- [出典]:
-----
航空自衛隊基地等の警備を担う『基地警備隊』および『基地警備教導隊』とは

航空自衛隊の基地警備隊と基地警備教導隊、彼らこそ空自ベースの“影の守護者”というところだろう。彼らの主な仕事は基地や施設の警備だが、陸自の特殊作戦群や海自の特別警備隊のように、高度に秘匿化された部隊というわけではない。

だが、この基地警備教導隊こそが実質的に特殊部隊に匹敵する部隊として認識されている。というのも、近年の軍事組織では、閉所戦闘技術が重要視されている中で、基地警備隊の教育訓練を担当する教導隊は、実質的に陸海の特殊部隊のような性質を持っているからだ。

この『基地警備隊』および『基地警備教導隊』を詳しく見ていこう。
-----
- [項目一覧]:
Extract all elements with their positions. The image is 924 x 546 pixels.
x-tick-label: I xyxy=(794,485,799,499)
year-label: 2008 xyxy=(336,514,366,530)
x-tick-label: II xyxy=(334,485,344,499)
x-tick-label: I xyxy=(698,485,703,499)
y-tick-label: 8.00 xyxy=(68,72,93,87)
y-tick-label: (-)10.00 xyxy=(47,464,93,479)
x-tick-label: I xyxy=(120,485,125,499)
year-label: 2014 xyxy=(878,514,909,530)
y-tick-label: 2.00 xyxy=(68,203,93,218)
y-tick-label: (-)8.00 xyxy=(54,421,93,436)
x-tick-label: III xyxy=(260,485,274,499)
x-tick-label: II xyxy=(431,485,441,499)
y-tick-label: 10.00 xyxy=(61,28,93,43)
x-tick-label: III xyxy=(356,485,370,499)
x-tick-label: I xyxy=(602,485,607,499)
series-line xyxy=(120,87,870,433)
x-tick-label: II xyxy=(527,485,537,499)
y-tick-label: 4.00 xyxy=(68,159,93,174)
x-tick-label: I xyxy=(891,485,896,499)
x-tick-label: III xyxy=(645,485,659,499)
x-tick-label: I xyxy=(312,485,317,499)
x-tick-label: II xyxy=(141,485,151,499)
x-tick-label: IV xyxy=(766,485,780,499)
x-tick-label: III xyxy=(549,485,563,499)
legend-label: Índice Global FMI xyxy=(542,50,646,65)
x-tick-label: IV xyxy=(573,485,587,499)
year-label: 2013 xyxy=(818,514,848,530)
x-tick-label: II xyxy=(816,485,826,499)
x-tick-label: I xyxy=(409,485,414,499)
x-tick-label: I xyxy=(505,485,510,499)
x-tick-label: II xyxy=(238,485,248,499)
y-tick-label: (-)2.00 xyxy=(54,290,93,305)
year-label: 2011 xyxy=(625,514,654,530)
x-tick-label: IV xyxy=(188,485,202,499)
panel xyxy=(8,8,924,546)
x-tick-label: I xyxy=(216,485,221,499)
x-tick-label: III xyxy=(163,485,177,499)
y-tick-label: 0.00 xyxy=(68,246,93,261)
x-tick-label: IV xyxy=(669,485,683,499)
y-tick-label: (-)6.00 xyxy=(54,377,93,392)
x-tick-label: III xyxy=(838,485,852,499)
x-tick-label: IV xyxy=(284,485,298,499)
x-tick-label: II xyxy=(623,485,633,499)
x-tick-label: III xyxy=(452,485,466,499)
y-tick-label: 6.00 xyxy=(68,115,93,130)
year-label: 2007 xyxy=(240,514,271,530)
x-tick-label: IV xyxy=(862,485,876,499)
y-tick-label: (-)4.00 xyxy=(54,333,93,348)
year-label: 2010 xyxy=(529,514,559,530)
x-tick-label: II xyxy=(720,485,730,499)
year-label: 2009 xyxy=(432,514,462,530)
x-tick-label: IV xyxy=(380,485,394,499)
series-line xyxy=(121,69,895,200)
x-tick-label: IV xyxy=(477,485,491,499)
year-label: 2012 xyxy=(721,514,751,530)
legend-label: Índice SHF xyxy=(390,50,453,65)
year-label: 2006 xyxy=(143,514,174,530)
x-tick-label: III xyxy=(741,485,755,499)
-----
- [取り組む課題]:
1 > 基地警備隊についての文章を読み、次の問いに答えなさい。
(a) 基地警備隊と基地警備教導隊の主な仕事は何か。
(b) 近年の軍事組織で重要視されている技術は何か。
(c) 基地警備教導隊が担当しているのは何の教育訓練か。
2 > 基地警備隊についての文章を、最後の文の後から書き継ぎなさい。

- [解答例]:
1 >
(a) 基地や施設の警備
(b) 閉所戦闘技術
(c) 基地警備隊の教育訓練

2 >
航空自衛隊には、正式な特殊部隊は存在しないが……

陸海と違って、役割の違いから航空自衛隊に特殊部隊は編制されていない。しかし、空自基地の警備や教育訓練を担当する基地警備教導隊は、空自切っての陸戦精鋭部隊だ。

空自基地に配備されている基地警備隊は、平時の警備を担当し、いざという時には空自の重要施設を守る役割も担う即応部隊として運用されるのだ。もちろん、テロやゲリラ攻撃など、予測不能な事態に備えて訓練が行われている。

2001年9月11日のアメリカ同時多発テロ事件を契機に、空自も自基地の警備強化を痛感。特に基地警備教導隊は、2014年には航空総隊直轄部隊から新たに編成され、航空戦術教導団の下に置かれることになった。このような背景からも、基地警備隊は単なる施設警備にとどまらず、空自の防衛における重要な役割を担っていると言える。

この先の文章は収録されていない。